* _WHAT THE EXERCISE ASKS_
Here are some entries; quote each one exactly.

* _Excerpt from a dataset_
**********
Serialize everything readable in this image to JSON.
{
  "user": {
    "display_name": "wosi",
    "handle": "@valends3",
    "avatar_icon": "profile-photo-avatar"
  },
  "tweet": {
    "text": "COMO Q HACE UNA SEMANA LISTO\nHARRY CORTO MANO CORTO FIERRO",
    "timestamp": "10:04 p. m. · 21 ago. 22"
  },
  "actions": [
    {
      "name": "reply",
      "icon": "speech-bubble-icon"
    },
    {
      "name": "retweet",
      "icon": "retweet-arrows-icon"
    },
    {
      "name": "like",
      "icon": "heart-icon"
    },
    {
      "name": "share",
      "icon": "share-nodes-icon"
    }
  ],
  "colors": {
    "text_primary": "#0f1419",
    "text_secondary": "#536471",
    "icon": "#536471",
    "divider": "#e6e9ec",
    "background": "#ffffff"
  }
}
**********
* _RESPONSE TO THIS EXERCISE_
Serialize everything readable in this image to JSON.
{
  "user": {
    "display_name": "wosi",
    "handle": "@valends3",
    "avatar_icon": "profile-photo-avatar"
  },
  "tweet": {
    "text": "COMO Q HACE UNA SEMANA LISTO\nHARRY CORTO MANO CORTO FIERRO",
    "timestamp": "10:04 p. m. · 21 ago. 22"
  },
  "actions": [
    {
      "name": "reply",
      "icon": "speech-bubble-icon"
    },
    {
      "name": "retweet",
      "icon": "retweet-arrows-icon"
    },
    {
      "name": "like",
      "icon": "heart-icon"
    },
    {
      "name": "share",
      "icon": "share-nodes-icon"
    }
  ],
  "colors": {
    "text_primary": "#0f1419",
    "text_secondary": "#536471",
    "icon": "#536471",
    "divider": "#e6e9ec",
    "background": "#ffffff"
  }
}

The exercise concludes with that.